#### WHAT IS BEING ASKED:
In the records below, pick out all lines containing the word "this".

(Records from a data source)
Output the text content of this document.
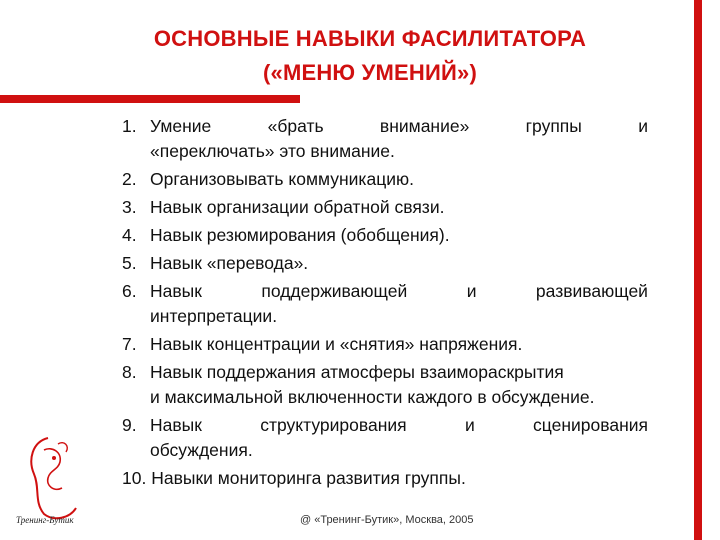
ОСНОВНЫЕ НАВЫКИ ФАСИЛИТАТОРА
(«МЕНЮ УМЕНИЙ»)
1. Умение	«брать	внимание»	группы	и
«переключать» это внимание.
2. Организовывать коммуникацию.
3. Навык организации обратной связи.
4. Навык резюмирования (обобщения).
5. Навык «перевода».
6. Навык	поддерживающей	и	развивающей
интерпретации.
7. Навык концентрации и «снятия» напряжения.
8. Навык поддержания атмосферы взаимораскрытия
и максимальной включенности каждого в обсуждение.
9. Навык	структурирования	и	сценирования
обсуждения.
10. Навыки мониторинга развития группы.
Тренинг-Бутик	@ «Тренинг-Бутик», Москва, 2005
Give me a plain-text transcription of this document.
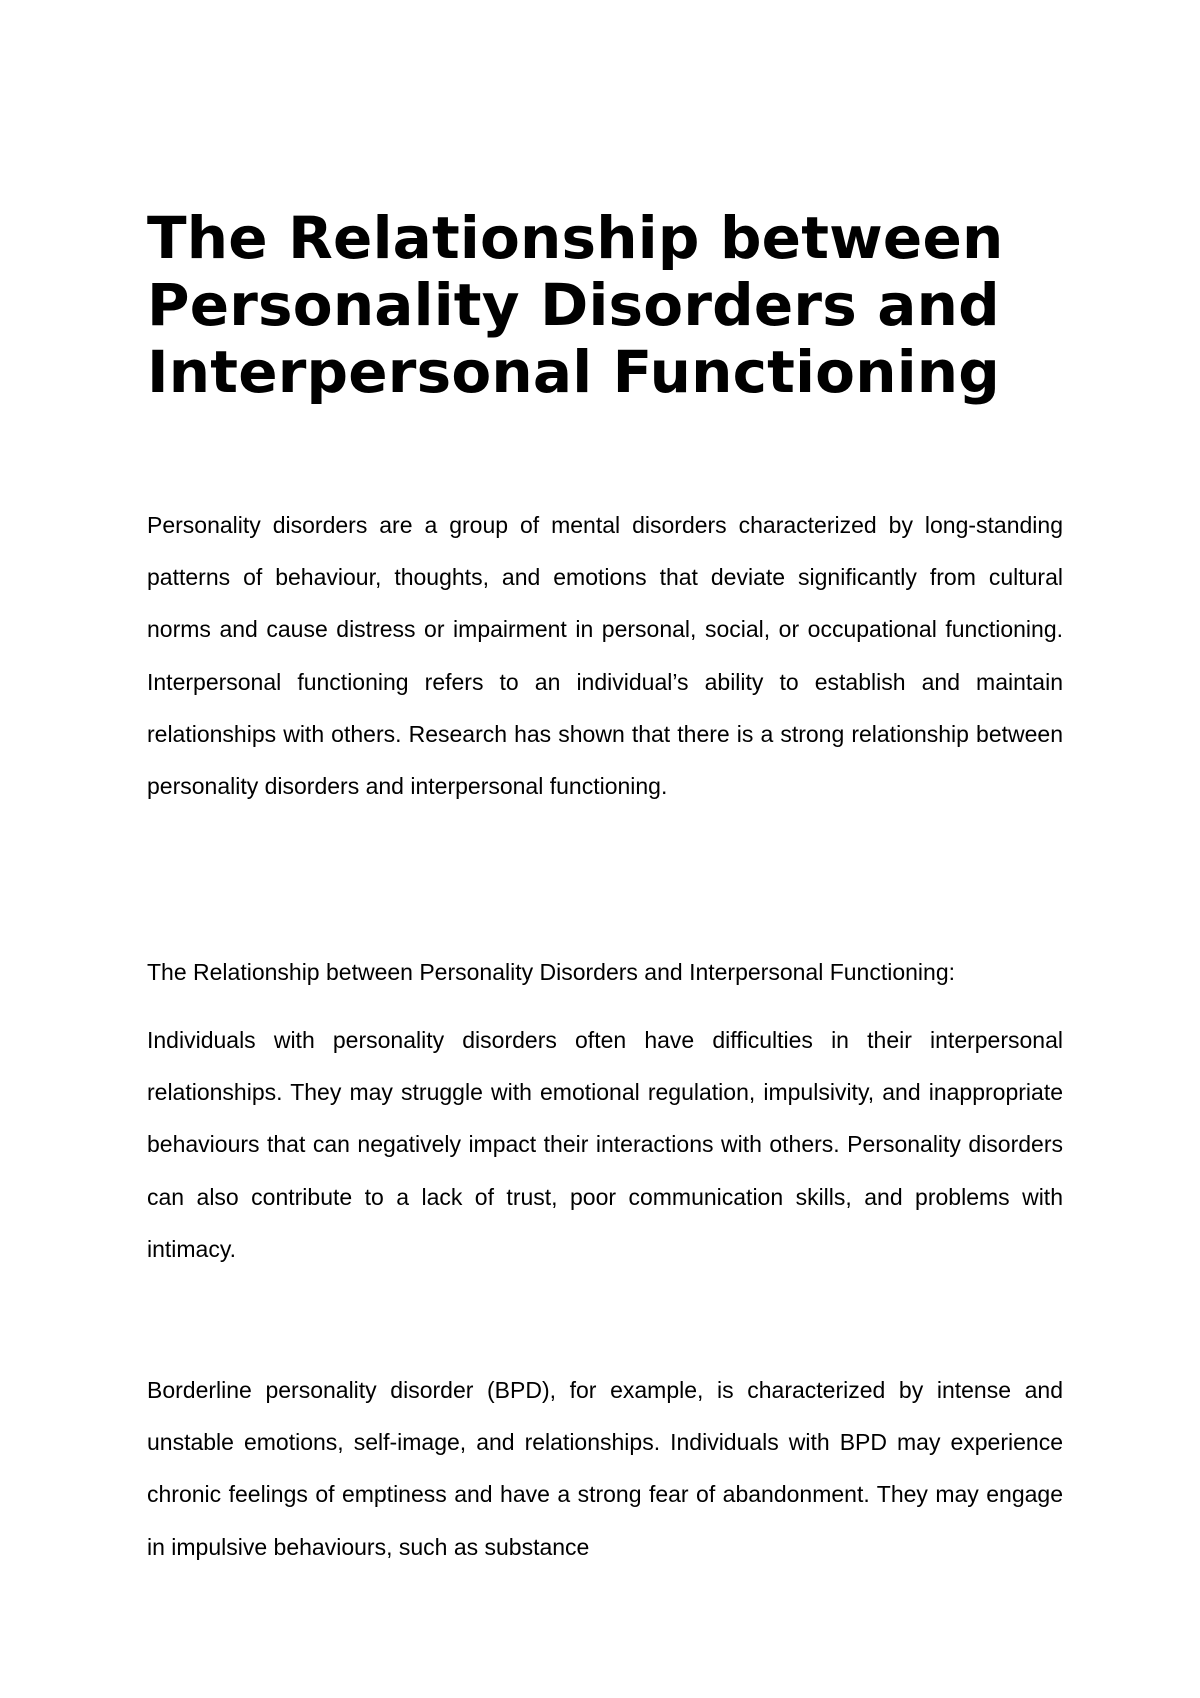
The Relationship between Personality Disorders and Interpersonal Functioning

Personality disorders are a group of mental disorders characterized by long-standing patterns of behaviour, thoughts, and emotions that deviate significantly from cultural norms and cause distress or impairment in personal, social, or occupational functioning. Interpersonal functioning refers to an individual’s ability to establish and maintain relationships with others. Research has shown that there is a strong relationship between personality disorders and interpersonal functioning.

The Relationship between Personality Disorders and Interpersonal Functioning:

Individuals with personality disorders often have difficulties in their interpersonal relationships. They may struggle with emotional regulation, impulsivity, and inappropriate behaviours that can negatively impact their interactions with others. Personality disorders can also contribute to a lack of trust, poor communication skills, and problems with intimacy.

Borderline personality disorder (BPD), for example, is characterized by intense and unstable emotions, self-image, and relationships. Individuals with BPD may experience chronic feelings of emptiness and have a strong fear of abandonment. They may engage in impulsive behaviours, such as substance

#### RESPONSE:
Output the text content of this document.
Give me a plain-text transcription of this document.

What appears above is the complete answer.